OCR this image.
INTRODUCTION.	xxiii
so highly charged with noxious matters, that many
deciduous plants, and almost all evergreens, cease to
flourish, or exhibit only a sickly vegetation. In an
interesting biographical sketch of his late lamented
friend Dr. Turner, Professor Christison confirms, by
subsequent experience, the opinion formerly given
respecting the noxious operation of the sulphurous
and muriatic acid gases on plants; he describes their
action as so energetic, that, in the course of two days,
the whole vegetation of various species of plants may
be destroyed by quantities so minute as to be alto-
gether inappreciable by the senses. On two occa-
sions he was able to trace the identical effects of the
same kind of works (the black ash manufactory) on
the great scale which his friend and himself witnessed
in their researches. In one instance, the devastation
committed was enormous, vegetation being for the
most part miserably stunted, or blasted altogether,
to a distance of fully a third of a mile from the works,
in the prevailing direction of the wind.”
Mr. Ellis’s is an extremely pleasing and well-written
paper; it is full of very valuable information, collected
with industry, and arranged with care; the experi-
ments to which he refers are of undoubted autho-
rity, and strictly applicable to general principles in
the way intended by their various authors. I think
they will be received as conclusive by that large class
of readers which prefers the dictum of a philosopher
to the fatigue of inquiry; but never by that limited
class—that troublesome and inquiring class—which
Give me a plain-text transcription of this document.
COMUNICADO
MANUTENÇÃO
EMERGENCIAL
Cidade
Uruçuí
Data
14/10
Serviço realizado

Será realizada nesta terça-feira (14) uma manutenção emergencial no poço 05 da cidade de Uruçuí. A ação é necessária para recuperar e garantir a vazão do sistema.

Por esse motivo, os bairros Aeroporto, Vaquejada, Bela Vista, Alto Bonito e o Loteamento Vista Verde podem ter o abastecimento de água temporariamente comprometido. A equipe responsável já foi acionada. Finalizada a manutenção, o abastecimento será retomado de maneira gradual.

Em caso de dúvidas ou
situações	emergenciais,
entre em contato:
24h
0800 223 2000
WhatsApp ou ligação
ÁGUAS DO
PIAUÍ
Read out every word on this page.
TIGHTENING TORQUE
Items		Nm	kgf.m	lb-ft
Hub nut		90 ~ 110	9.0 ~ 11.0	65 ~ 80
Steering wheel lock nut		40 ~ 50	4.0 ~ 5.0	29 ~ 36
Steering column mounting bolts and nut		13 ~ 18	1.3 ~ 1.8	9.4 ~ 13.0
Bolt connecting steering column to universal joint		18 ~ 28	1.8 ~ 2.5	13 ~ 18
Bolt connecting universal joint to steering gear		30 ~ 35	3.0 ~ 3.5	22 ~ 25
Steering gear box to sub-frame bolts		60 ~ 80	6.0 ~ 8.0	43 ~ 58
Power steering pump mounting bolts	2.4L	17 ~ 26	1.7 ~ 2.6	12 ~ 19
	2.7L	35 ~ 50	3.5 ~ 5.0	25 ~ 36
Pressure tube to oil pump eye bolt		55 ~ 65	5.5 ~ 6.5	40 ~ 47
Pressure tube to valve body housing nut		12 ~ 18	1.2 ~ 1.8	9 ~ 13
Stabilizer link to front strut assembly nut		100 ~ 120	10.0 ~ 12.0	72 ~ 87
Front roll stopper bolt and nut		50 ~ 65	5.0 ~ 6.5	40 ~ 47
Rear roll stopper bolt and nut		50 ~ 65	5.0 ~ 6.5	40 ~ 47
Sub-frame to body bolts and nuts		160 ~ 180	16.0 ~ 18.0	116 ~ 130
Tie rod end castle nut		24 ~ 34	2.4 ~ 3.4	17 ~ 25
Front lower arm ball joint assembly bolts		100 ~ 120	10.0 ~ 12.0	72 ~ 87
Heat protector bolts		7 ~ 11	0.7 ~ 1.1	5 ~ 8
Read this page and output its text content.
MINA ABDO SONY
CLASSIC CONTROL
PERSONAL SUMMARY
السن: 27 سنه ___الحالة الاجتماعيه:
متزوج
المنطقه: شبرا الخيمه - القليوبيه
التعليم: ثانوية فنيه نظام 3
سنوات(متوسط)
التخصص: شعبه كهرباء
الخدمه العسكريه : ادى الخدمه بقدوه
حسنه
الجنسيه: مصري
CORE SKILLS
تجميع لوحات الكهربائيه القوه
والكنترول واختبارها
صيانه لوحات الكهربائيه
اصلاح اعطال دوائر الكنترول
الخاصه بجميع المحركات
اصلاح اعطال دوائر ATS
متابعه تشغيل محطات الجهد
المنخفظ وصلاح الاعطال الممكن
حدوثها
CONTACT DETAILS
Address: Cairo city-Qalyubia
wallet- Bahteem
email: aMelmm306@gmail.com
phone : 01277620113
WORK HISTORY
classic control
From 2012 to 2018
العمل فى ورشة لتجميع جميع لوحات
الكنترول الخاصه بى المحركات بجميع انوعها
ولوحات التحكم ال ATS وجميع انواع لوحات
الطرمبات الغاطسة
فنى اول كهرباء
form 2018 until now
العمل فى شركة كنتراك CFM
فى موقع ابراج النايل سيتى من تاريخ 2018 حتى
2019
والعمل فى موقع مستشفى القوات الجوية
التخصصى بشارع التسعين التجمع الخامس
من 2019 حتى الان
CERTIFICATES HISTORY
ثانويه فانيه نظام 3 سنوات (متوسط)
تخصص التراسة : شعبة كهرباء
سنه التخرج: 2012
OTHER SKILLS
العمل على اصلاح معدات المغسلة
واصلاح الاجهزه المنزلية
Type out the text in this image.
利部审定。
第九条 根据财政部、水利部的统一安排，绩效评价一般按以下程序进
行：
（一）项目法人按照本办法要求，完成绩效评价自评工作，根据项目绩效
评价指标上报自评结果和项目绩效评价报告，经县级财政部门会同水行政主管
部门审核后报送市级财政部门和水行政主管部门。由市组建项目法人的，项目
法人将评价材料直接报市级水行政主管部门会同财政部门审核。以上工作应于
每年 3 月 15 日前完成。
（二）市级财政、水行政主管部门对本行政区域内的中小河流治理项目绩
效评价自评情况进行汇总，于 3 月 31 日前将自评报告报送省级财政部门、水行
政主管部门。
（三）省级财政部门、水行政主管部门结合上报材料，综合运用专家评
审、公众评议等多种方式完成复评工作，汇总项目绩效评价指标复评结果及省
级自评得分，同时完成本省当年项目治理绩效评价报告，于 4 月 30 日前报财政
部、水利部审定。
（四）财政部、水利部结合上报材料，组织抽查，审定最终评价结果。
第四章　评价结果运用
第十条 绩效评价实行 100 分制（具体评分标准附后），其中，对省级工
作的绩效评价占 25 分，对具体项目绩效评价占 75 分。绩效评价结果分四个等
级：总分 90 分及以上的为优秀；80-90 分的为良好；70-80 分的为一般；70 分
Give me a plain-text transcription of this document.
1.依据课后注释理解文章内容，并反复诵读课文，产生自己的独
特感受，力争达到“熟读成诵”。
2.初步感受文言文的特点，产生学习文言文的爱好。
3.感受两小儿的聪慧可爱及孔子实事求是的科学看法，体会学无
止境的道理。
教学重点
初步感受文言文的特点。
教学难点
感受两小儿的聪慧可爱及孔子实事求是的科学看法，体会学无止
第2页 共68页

────────────────

▶ [THE PROBLEM] How many lines of these entries contain "Uruçuí"? Answer with the number and nothing else.

▶ [THE ANSWER] 2